§ **DIRECTIVE**
Determine how many lines of the entries contain "Folinate". Reply with that number alone.

◇ ◇ ◇

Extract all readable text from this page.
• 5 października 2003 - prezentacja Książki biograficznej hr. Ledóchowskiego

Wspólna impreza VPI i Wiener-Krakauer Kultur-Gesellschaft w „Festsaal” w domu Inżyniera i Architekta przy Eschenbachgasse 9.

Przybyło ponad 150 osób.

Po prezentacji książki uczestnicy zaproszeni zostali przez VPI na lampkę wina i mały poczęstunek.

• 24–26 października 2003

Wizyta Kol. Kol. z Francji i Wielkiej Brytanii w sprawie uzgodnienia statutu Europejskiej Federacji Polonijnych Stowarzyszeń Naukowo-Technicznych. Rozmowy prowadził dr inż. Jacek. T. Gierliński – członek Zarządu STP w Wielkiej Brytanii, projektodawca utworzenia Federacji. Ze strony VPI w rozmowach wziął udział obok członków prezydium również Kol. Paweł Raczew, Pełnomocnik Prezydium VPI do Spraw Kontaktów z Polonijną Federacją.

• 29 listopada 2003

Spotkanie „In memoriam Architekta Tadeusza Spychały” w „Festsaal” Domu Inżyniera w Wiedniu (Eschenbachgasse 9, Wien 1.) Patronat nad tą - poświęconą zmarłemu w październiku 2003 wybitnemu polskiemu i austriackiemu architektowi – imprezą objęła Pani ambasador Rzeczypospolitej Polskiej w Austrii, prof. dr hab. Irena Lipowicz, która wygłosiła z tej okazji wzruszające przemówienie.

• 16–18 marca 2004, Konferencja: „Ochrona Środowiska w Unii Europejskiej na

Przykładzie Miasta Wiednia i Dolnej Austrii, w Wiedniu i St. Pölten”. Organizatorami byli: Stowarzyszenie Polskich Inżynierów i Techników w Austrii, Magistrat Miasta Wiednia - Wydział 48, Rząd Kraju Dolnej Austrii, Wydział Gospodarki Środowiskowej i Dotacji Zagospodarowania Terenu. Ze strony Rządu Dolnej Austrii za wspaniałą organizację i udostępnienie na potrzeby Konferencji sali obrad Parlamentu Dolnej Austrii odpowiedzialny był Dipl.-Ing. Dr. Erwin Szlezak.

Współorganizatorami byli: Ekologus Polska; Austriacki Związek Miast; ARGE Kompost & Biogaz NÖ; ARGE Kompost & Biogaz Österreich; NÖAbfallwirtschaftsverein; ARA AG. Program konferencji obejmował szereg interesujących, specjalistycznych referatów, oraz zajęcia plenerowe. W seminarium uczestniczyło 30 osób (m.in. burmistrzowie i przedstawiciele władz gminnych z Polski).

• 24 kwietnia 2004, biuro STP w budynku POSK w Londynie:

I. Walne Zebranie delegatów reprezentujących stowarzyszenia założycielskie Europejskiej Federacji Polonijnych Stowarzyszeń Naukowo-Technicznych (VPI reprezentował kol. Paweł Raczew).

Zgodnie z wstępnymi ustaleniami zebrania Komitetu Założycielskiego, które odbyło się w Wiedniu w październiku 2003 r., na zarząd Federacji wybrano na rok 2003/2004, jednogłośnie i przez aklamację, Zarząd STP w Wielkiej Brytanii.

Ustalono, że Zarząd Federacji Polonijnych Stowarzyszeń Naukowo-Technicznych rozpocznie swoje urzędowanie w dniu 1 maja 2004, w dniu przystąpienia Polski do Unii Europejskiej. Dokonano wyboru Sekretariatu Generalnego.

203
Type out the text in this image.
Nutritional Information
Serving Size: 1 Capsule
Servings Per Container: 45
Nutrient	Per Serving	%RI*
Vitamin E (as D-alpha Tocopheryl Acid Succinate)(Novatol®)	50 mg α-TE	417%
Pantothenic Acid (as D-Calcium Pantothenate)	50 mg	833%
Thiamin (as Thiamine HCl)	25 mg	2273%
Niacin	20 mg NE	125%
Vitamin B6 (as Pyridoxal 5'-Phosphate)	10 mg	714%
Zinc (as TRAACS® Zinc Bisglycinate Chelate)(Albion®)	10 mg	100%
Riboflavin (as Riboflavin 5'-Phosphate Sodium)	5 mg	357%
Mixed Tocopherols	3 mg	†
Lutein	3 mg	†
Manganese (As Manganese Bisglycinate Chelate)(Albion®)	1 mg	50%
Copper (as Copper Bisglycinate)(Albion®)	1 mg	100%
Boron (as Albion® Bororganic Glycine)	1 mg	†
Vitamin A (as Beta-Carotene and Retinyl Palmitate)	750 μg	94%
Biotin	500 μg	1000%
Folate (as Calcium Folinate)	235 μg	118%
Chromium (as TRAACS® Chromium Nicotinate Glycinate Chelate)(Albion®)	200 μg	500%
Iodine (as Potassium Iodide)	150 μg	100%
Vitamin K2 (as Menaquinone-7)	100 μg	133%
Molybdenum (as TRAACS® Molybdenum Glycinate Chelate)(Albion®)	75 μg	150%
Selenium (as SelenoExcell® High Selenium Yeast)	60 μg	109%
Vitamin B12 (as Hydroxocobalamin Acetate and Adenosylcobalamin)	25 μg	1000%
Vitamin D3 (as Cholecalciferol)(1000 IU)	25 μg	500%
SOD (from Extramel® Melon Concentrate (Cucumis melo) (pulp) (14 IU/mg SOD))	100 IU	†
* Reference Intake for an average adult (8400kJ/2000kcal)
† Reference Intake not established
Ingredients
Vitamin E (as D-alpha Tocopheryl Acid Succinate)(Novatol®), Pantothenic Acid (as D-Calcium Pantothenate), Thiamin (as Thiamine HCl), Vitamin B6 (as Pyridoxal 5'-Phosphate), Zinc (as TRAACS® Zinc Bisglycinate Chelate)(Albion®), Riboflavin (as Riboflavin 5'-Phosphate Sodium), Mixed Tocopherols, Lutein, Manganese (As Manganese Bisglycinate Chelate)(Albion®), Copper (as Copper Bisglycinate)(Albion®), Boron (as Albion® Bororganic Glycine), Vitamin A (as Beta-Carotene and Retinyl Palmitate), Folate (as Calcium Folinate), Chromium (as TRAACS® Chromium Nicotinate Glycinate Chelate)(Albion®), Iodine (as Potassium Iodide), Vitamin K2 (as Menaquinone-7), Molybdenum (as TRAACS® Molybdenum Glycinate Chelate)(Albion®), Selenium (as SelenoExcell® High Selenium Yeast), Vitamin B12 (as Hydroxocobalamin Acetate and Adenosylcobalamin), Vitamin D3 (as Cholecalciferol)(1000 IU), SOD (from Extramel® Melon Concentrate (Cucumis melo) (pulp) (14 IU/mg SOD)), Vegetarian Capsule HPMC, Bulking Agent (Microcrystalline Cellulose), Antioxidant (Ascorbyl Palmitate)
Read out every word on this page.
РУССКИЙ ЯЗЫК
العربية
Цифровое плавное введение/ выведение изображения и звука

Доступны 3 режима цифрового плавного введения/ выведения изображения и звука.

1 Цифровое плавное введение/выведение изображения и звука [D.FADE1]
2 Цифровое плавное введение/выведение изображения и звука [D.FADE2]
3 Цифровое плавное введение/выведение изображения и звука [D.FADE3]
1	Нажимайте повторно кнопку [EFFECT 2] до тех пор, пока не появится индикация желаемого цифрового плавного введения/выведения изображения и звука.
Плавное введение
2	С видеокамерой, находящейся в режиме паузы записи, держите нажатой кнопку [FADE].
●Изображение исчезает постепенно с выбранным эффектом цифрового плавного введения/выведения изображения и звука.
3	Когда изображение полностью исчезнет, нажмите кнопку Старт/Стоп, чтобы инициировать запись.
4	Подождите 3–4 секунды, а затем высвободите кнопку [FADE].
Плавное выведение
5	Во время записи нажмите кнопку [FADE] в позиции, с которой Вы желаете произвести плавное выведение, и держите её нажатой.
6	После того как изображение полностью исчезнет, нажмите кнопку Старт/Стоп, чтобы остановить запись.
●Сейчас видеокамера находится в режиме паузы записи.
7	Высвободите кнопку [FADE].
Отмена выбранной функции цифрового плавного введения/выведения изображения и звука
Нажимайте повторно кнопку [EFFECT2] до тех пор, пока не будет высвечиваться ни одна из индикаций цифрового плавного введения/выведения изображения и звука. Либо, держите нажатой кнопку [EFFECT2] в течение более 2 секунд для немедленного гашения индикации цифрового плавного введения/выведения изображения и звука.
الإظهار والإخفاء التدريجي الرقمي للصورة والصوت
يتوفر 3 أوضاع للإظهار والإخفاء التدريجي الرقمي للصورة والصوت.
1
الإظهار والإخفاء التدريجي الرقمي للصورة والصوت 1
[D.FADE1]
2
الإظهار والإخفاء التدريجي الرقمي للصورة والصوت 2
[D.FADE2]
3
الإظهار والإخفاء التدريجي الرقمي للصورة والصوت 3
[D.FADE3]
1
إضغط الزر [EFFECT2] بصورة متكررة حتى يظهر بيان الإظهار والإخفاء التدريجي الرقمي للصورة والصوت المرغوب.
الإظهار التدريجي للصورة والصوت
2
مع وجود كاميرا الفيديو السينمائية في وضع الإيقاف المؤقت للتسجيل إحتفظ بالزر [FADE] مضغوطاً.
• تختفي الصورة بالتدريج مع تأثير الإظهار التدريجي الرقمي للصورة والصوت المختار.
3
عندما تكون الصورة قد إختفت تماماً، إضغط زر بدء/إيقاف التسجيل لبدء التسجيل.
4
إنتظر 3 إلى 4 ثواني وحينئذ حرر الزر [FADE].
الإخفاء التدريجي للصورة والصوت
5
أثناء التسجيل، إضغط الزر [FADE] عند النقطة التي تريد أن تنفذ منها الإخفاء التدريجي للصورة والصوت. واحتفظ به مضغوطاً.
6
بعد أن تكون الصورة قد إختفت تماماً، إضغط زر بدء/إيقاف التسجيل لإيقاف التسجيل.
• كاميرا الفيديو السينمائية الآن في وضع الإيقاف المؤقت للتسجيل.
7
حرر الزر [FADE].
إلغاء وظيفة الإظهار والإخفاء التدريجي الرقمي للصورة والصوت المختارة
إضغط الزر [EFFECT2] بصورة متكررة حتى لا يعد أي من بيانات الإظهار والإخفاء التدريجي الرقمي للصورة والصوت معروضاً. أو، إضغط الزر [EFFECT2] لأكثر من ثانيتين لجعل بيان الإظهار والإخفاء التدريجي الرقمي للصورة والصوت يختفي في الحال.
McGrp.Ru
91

◇ ◇ ◇

§ **SOLUTION TO THIS TASK**
2